**WHAT THIS TASK INVOLVES**
Go through the listing and pick out each line with the word "JSON" in it.
-*-
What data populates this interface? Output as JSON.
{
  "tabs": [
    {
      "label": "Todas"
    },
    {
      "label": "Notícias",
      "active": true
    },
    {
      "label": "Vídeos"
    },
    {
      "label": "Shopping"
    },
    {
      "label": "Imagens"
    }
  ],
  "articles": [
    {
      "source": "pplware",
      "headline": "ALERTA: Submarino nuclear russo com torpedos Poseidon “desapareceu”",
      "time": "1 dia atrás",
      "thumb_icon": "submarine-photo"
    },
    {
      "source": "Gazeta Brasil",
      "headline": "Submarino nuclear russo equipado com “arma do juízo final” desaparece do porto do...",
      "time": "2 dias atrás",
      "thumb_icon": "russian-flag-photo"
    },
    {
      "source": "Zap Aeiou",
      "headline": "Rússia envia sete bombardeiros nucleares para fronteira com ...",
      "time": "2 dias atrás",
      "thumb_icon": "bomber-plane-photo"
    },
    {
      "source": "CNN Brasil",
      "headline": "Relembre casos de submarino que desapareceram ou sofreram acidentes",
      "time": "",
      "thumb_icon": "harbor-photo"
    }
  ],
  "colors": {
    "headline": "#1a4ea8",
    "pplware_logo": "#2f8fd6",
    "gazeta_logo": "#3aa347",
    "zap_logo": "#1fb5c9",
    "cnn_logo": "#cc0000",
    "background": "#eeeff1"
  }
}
-*-
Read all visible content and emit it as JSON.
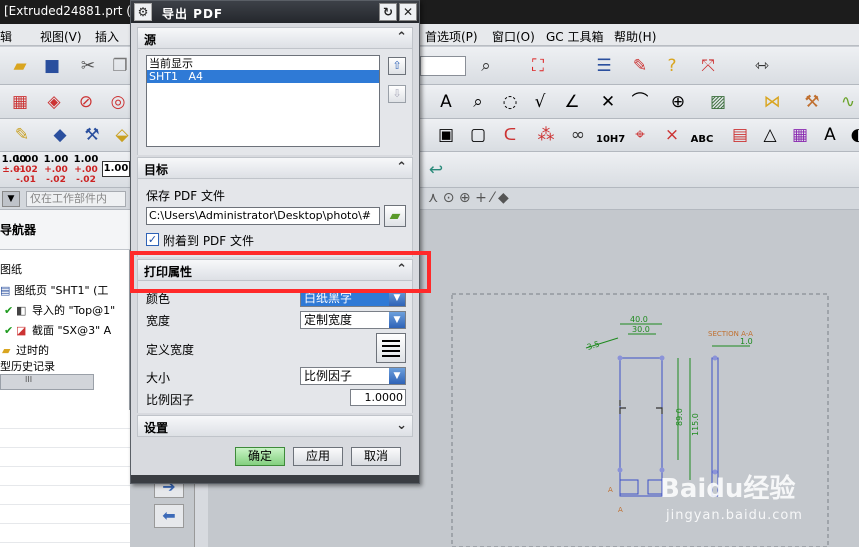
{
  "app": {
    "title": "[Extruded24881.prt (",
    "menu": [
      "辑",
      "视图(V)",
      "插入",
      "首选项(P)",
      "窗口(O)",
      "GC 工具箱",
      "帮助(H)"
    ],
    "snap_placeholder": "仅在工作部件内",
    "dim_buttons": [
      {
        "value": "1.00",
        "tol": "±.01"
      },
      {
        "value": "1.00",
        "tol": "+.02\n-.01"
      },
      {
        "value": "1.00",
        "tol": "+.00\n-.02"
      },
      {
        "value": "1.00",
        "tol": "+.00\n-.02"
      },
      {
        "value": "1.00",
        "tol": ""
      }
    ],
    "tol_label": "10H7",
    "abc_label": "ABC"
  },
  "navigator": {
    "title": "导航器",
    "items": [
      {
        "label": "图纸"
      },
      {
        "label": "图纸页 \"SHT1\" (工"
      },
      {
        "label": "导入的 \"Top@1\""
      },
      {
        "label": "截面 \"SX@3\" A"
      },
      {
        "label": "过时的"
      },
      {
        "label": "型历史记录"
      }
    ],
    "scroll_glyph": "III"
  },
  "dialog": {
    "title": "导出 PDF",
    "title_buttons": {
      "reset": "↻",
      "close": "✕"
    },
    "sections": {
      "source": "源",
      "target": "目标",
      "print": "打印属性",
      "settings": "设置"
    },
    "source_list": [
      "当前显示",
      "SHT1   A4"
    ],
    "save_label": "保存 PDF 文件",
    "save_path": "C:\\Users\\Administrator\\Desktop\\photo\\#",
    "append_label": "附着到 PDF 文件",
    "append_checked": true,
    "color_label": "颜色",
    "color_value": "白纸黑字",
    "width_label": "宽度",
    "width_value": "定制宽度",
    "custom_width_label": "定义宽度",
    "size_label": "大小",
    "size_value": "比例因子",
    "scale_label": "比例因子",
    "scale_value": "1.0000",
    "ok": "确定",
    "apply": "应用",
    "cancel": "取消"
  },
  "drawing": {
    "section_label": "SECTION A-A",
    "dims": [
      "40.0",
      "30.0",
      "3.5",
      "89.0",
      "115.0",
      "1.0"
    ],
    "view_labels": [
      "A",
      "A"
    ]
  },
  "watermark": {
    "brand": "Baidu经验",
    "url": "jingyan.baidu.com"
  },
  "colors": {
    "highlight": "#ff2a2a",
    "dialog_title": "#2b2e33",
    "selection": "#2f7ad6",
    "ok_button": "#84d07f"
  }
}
-*-
**EXERCISE ANSWER**
What data populates this interface? Output as JSON.
Read all visible content and emit it as JSON.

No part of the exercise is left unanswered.